-- TASK INPUTS start --

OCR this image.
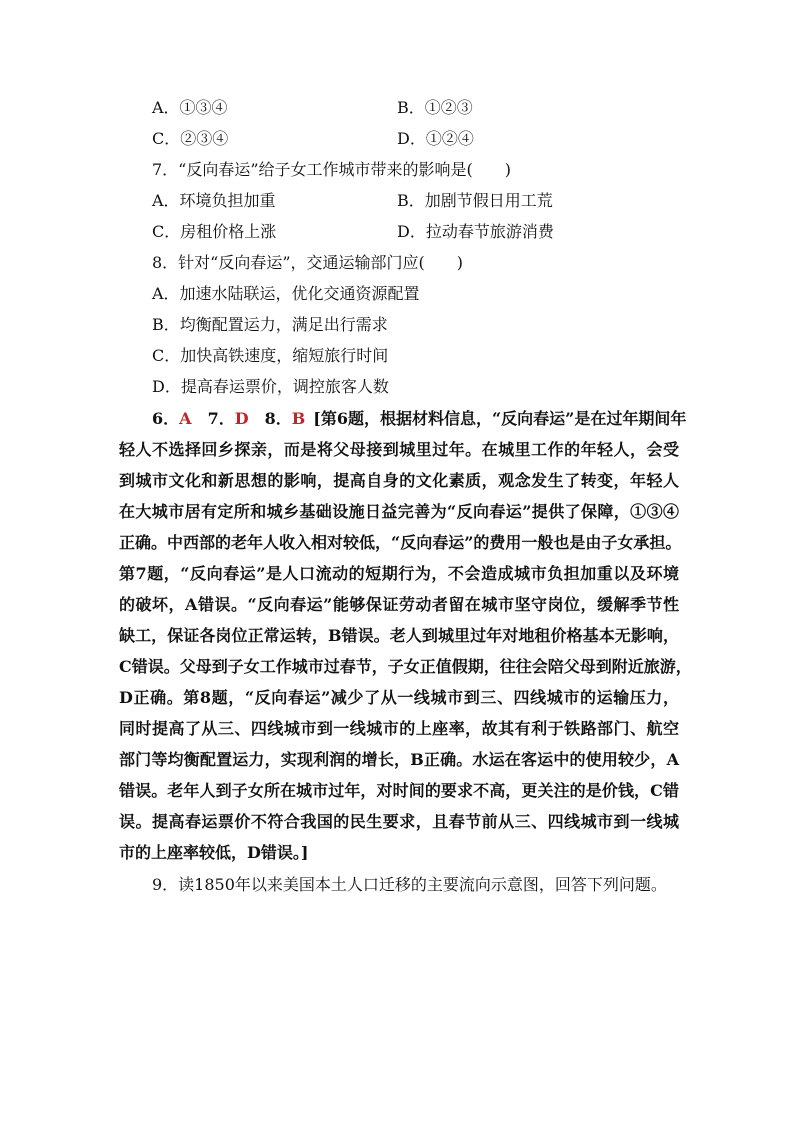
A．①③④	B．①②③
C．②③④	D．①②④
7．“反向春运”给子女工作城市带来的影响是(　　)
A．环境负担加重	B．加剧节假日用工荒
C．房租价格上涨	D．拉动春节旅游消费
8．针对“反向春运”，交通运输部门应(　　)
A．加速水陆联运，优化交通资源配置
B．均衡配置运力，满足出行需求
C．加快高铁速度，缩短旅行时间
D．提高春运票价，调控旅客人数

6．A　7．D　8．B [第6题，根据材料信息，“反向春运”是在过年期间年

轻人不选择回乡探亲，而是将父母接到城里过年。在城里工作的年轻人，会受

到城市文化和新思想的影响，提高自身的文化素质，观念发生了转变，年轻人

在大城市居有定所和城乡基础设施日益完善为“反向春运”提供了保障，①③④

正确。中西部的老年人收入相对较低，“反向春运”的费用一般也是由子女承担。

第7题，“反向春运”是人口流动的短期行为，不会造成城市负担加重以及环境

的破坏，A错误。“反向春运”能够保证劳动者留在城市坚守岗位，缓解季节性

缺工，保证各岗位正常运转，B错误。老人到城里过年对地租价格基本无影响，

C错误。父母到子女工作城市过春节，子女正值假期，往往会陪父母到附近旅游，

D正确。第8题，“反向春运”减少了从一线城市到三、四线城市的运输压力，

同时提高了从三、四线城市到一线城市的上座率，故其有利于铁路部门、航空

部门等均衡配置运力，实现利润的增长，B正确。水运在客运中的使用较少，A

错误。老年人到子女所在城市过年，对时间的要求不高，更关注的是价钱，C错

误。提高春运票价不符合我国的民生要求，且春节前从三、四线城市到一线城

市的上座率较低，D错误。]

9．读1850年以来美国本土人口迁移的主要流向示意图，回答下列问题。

-- TASK INPUTS end --

__WHAT YOU NEED TO DO__.
Copy all the records above exactly, but leave out the pictures.

__WRITTEN REPLY__.
OCR this image.
A．①③④	B．①②③
C．②③④	D．①②④
7．“反向春运”给子女工作城市带来的影响是(　　)
A．环境负担加重	B．加剧节假日用工荒
C．房租价格上涨	D．拉动春节旅游消费
8．针对“反向春运”，交通运输部门应(　　)
A．加速水陆联运，优化交通资源配置
B．均衡配置运力，满足出行需求
C．加快高铁速度，缩短旅行时间
D．提高春运票价，调控旅客人数

6．A　7．D　8．B [第6题，根据材料信息，“反向春运”是在过年期间年

轻人不选择回乡探亲，而是将父母接到城里过年。在城里工作的年轻人，会受

到城市文化和新思想的影响，提高自身的文化素质，观念发生了转变，年轻人

在大城市居有定所和城乡基础设施日益完善为“反向春运”提供了保障，①③④

正确。中西部的老年人收入相对较低，“反向春运”的费用一般也是由子女承担。

第7题，“反向春运”是人口流动的短期行为，不会造成城市负担加重以及环境

的破坏，A错误。“反向春运”能够保证劳动者留在城市坚守岗位，缓解季节性

缺工，保证各岗位正常运转，B错误。老人到城里过年对地租价格基本无影响，

C错误。父母到子女工作城市过春节，子女正值假期，往往会陪父母到附近旅游，

D正确。第8题，“反向春运”减少了从一线城市到三、四线城市的运输压力，

同时提高了从三、四线城市到一线城市的上座率，故其有利于铁路部门、航空

部门等均衡配置运力，实现利润的增长，B正确。水运在客运中的使用较少，A

错误。老年人到子女所在城市过年，对时间的要求不高，更关注的是价钱，C错

误。提高春运票价不符合我国的民生要求，且春节前从三、四线城市到一线城

市的上座率较低，D错误。]

9．读1850年以来美国本土人口迁移的主要流向示意图，回答下列问题。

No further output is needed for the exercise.